▽

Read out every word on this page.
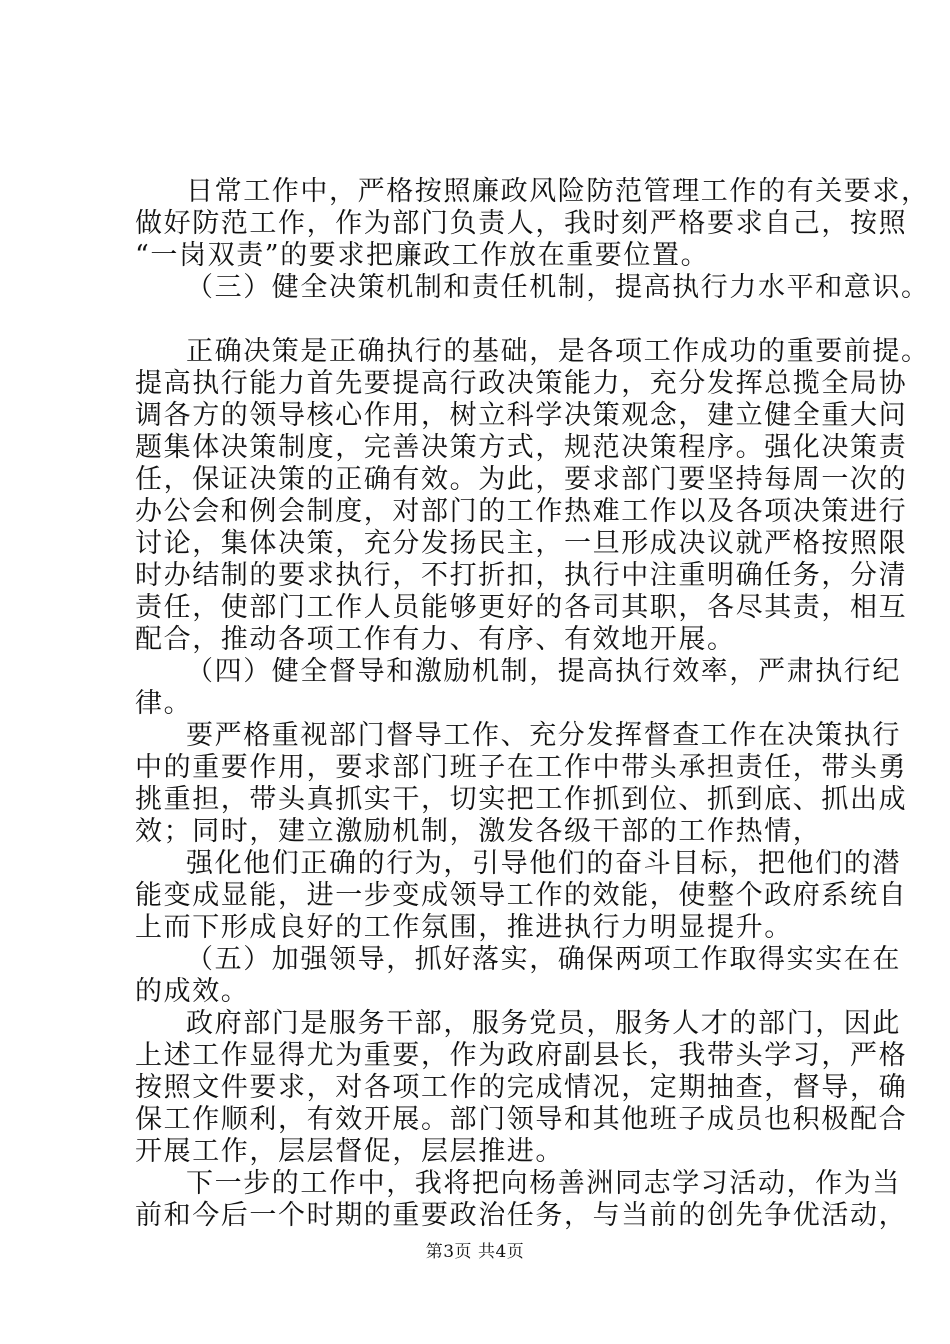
日常工作中，严格按照廉政风险防范管理工作的有关要求，
做好防范工作，作为部门负责人，我时刻严格要求自己，按照
“一岗双责”的要求把廉政工作放在重要位置。
（三）健全决策机制和责任机制，提高执行力水平和意识。
正确决策是正确执行的基础，是各项工作成功的重要前提。
提高执行能力首先要提高行政决策能力，充分发挥总揽全局协
调各方的领导核心作用，树立科学决策观念，建立健全重大问
题集体决策制度，完善决策方式，规范决策程序。强化决策责
任，保证决策的正确有效。为此，要求部门要坚持每周一次的
办公会和例会制度，对部门的工作热难工作以及各项决策进行
讨论，集体决策，充分发扬民主，一旦形成决议就严格按照限
时办结制的要求执行，不打折扣，执行中注重明确任务，分清
责任，使部门工作人员能够更好的各司其职，各尽其责，相互
配合，推动各项工作有力、有序、有效地开展。
（四）健全督导和激励机制，提高执行效率，严肃执行纪
律。
要严格重视部门督导工作、充分发挥督查工作在决策执行
中的重要作用，要求部门班子在工作中带头承担责任，带头勇
挑重担，带头真抓实干，切实把工作抓到位、抓到底、抓出成
效；同时，建立激励机制，激发各级干部的工作热情，
强化他们正确的行为，引导他们的奋斗目标，把他们的潜
能变成显能，进一步变成领导工作的效能，使整个政府系统自
上而下形成良好的工作氛围，推进执行力明显提升。
（五）加强领导，抓好落实，确保两项工作取得实实在在
的成效。
政府部门是服务干部，服务党员，服务人才的部门，因此
上述工作显得尤为重要，作为政府副县长，我带头学习，严格
按照文件要求，对各项工作的完成情况，定期抽查，督导，确
保工作顺利，有效开展。部门领导和其他班子成员也积极配合
开展工作，层层督促，层层推进。
下一步的工作中，我将把向杨善洲同志学习活动，作为当
前和今后一个时期的重要政治任务，与当前的创先争优活动，
第3页 共4页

△

**TASK DIRECTIONS**
Quote every line of the records above exactly; no picture is to be copied.

**ANSWER TO THE EXERCISE**
Read out every word on this page.
日常工作中，严格按照廉政风险防范管理工作的有关要求，
做好防范工作，作为部门负责人，我时刻严格要求自己，按照
“一岗双责”的要求把廉政工作放在重要位置。
（三）健全决策机制和责任机制，提高执行力水平和意识。
正确决策是正确执行的基础，是各项工作成功的重要前提。
提高执行能力首先要提高行政决策能力，充分发挥总揽全局协
调各方的领导核心作用，树立科学决策观念，建立健全重大问
题集体决策制度，完善决策方式，规范决策程序。强化决策责
任，保证决策的正确有效。为此，要求部门要坚持每周一次的
办公会和例会制度，对部门的工作热难工作以及各项决策进行
讨论，集体决策，充分发扬民主，一旦形成决议就严格按照限
时办结制的要求执行，不打折扣，执行中注重明确任务，分清
责任，使部门工作人员能够更好的各司其职，各尽其责，相互
配合，推动各项工作有力、有序、有效地开展。
（四）健全督导和激励机制，提高执行效率，严肃执行纪
律。
要严格重视部门督导工作、充分发挥督查工作在决策执行
中的重要作用，要求部门班子在工作中带头承担责任，带头勇
挑重担，带头真抓实干，切实把工作抓到位、抓到底、抓出成
效；同时，建立激励机制，激发各级干部的工作热情，
强化他们正确的行为，引导他们的奋斗目标，把他们的潜
能变成显能，进一步变成领导工作的效能，使整个政府系统自
上而下形成良好的工作氛围，推进执行力明显提升。
（五）加强领导，抓好落实，确保两项工作取得实实在在
的成效。
政府部门是服务干部，服务党员，服务人才的部门，因此
上述工作显得尤为重要，作为政府副县长，我带头学习，严格
按照文件要求，对各项工作的完成情况，定期抽查，督导，确
保工作顺利，有效开展。部门领导和其他班子成员也积极配合
开展工作，层层督促，层层推进。
下一步的工作中，我将把向杨善洲同志学习活动，作为当
前和今后一个时期的重要政治任务，与当前的创先争优活动，
第3页 共4页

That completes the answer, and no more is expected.